"""

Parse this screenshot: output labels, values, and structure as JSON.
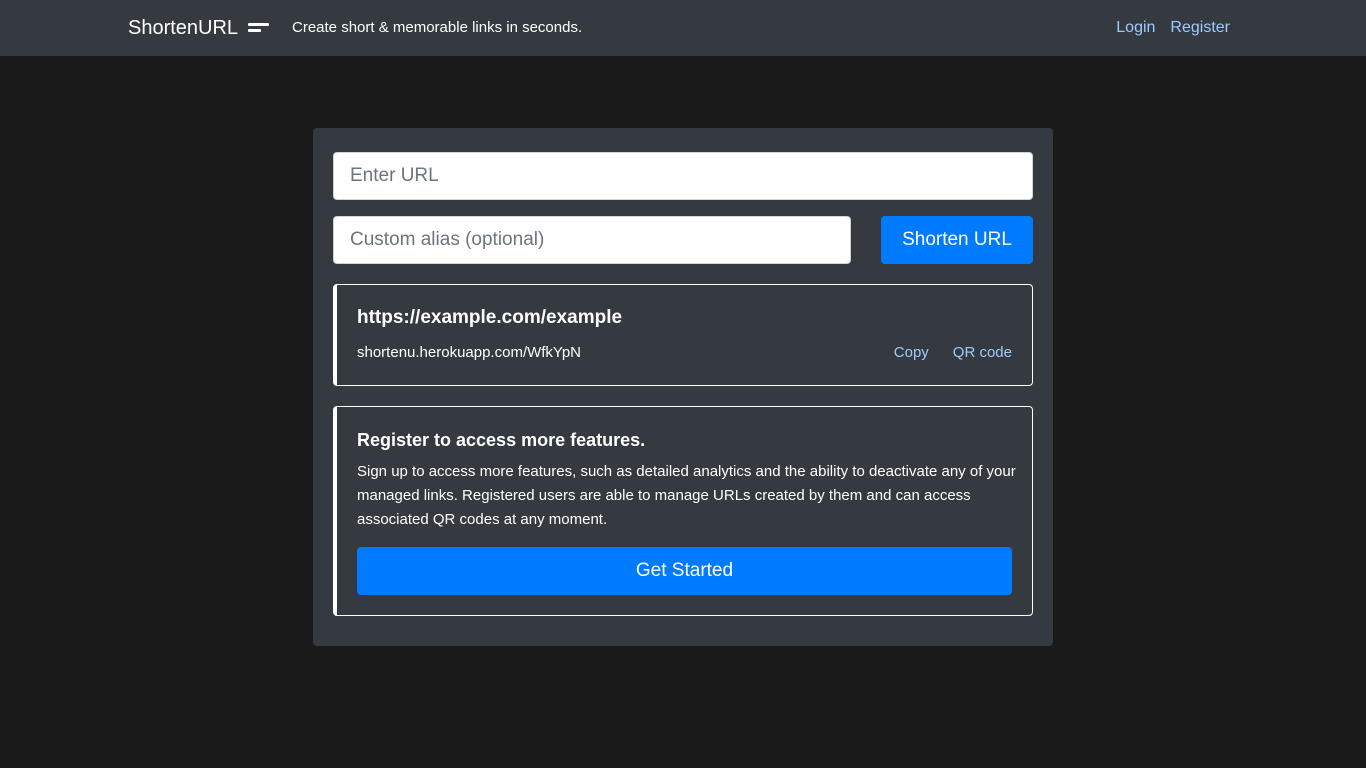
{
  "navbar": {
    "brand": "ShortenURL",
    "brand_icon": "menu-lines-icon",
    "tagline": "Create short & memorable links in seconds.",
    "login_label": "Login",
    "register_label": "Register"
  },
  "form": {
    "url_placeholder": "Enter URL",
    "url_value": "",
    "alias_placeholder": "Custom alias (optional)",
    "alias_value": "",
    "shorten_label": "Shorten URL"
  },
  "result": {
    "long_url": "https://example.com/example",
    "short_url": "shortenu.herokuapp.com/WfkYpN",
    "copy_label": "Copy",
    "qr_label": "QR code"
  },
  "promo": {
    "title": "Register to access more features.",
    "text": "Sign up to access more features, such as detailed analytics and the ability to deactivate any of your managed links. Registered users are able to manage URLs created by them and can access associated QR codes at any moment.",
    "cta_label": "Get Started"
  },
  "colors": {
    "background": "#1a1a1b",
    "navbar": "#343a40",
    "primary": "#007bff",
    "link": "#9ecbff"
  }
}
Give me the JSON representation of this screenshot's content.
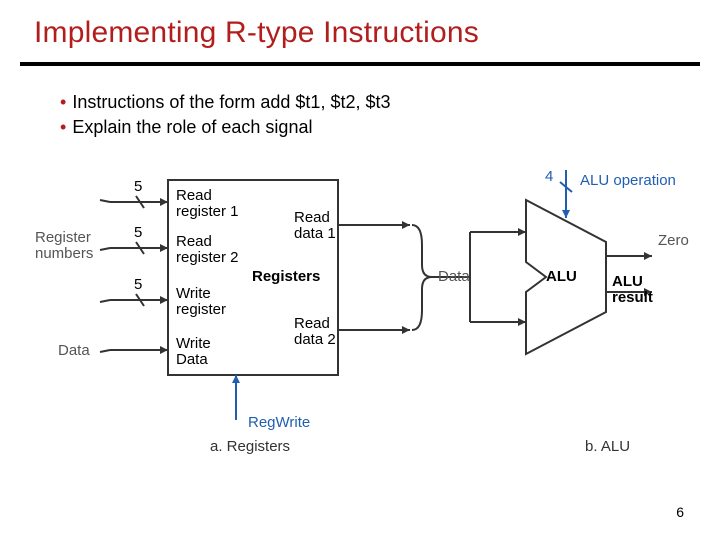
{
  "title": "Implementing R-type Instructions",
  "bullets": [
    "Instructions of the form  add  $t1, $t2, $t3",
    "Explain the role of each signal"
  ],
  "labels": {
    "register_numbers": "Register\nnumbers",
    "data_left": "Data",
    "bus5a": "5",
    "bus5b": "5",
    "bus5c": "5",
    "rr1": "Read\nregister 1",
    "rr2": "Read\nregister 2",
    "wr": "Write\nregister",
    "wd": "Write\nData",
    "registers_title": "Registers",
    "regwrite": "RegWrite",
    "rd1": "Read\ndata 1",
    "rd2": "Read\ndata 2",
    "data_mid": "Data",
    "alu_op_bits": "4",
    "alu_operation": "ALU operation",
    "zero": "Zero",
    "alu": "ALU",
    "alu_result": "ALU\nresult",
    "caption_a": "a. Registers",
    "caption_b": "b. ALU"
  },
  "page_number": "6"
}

"""
"""

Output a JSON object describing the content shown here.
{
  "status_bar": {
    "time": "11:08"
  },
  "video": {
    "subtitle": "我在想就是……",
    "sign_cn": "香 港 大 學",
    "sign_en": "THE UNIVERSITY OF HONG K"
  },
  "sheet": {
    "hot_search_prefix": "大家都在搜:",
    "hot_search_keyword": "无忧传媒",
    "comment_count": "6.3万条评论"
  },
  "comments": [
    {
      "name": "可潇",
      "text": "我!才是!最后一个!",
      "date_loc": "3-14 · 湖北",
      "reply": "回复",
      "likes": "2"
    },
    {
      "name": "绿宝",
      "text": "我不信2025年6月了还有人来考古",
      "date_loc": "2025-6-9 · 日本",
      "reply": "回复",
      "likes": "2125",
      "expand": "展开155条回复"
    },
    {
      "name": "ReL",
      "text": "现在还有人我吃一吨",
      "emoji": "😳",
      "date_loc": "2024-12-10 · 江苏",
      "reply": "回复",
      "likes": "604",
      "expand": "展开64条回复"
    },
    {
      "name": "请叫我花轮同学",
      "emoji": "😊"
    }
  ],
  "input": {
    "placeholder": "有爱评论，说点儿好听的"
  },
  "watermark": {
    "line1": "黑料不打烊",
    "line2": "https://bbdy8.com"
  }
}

"""

= GOAL OF THE EXERCISE =
Check each line of the records for the string "screenshot" and state how many lines contain it. Give only the number.

= REPLY TO THE EXERCISE =
2